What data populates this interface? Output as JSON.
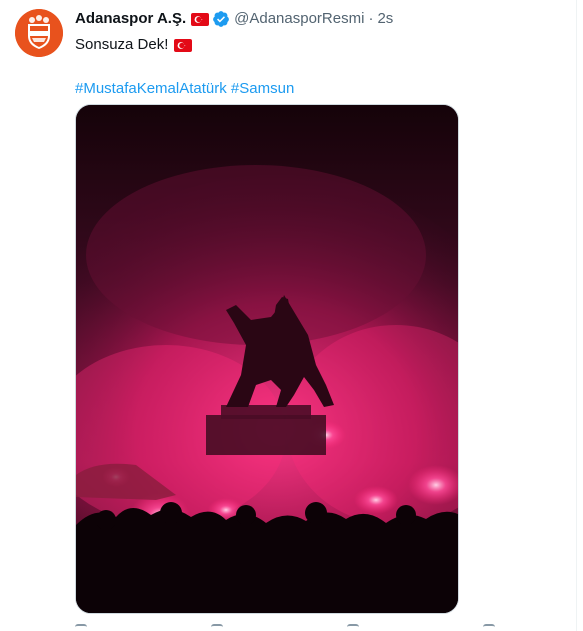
{
  "tweet": {
    "author": {
      "name": "Adanaspor A.Ş.",
      "handle": "@AdanasporResmi",
      "separator": "·",
      "time": "2s",
      "verified": true,
      "flag": "turkey-flag-icon"
    },
    "text": "Sonsuza Dek!",
    "text_flag": "turkey-flag-icon",
    "hashtags": [
      "#MustafaKemalAtatürk",
      "#Samsun"
    ],
    "media": {
      "kind": "photo"
    }
  },
  "icons": {
    "avatar": "adanaspor-logo-icon",
    "verified": "verified-badge-icon",
    "actions": [
      "reply-icon",
      "retweet-icon",
      "like-icon",
      "share-icon"
    ]
  },
  "colors": {
    "link": "#1d9bf0",
    "secondary_text": "#536471",
    "avatar_bg": "#e8521d",
    "verified": "#1d9bf0",
    "flag_red": "#e30a17",
    "photo_magenta": "#ff2a7a"
  }
}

- **JOB**
Gather from the records above every line containing the string "verified".

- **CORRECT OUTPUT**
      "verified": true,
    "verified": "verified-badge-icon",
    "verified": "#1d9bf0",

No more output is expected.